#### YOUR OBJECTIVE
Copy down all of the data underneath, exactly as shown.

---------------

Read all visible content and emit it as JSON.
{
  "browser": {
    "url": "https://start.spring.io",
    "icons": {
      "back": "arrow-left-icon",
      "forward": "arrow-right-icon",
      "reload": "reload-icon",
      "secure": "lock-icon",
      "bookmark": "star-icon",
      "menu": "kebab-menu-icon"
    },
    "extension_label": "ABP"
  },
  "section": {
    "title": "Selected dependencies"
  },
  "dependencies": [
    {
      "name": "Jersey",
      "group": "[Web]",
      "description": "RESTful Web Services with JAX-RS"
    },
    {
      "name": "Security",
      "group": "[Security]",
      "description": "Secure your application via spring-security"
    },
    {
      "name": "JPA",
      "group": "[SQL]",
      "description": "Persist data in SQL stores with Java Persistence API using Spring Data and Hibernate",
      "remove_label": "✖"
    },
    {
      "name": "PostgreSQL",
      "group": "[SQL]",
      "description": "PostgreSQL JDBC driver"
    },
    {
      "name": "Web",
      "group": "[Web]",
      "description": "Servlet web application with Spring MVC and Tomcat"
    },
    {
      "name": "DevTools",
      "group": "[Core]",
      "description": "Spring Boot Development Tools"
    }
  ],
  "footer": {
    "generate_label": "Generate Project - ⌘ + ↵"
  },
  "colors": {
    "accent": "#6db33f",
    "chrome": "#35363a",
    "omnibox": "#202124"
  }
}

---------------

#### TASK RESULT
Read all visible content and emit it as JSON.
{
  "browser": {
    "url": "https://start.spring.io",
    "icons": {
      "back": "arrow-left-icon",
      "forward": "arrow-right-icon",
      "reload": "reload-icon",
      "secure": "lock-icon",
      "bookmark": "star-icon",
      "menu": "kebab-menu-icon"
    },
    "extension_label": "ABP"
  },
  "section": {
    "title": "Selected dependencies"
  },
  "dependencies": [
    {
      "name": "Jersey",
      "group": "[Web]",
      "description": "RESTful Web Services with JAX-RS"
    },
    {
      "name": "Security",
      "group": "[Security]",
      "description": "Secure your application via spring-security"
    },
    {
      "name": "JPA",
      "group": "[SQL]",
      "description": "Persist data in SQL stores with Java Persistence API using Spring Data and Hibernate",
      "remove_label": "✖"
    },
    {
      "name": "PostgreSQL",
      "group": "[SQL]",
      "description": "PostgreSQL JDBC driver"
    },
    {
      "name": "Web",
      "group": "[Web]",
      "description": "Servlet web application with Spring MVC and Tomcat"
    },
    {
      "name": "DevTools",
      "group": "[Core]",
      "description": "Spring Boot Development Tools"
    }
  ],
  "footer": {
    "generate_label": "Generate Project - ⌘ + ↵"
  },
  "colors": {
    "accent": "#6db33f",
    "chrome": "#35363a",
    "omnibox": "#202124"
  }
}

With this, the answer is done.